Entries taken from a collection
• • • •

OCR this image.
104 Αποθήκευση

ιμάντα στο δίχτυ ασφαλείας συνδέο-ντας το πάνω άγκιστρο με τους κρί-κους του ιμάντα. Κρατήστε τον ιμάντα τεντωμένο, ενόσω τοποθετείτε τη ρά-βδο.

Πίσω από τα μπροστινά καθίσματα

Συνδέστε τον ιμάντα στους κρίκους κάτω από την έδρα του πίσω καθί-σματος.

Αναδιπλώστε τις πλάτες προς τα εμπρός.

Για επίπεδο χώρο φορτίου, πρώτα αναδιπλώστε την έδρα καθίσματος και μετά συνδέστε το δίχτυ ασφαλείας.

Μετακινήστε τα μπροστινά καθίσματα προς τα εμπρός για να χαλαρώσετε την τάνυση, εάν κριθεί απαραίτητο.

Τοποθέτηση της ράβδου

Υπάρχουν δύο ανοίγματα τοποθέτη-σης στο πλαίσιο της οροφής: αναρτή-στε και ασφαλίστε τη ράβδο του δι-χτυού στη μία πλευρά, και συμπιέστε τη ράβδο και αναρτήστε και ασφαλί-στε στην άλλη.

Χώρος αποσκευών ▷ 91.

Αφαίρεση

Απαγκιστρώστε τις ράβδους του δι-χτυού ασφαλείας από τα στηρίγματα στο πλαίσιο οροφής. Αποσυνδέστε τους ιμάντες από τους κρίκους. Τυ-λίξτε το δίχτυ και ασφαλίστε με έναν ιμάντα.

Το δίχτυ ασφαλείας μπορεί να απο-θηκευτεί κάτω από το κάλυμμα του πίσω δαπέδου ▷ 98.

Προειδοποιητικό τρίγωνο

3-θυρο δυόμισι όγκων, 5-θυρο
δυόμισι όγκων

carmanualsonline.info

• • • •

Work to complete: Lines containing the string "όγκων" are to be selected and copied.

Output of the exercise:
3-θυρο δυόμισι όγκων, 5-θυρο
δυόμισι όγκων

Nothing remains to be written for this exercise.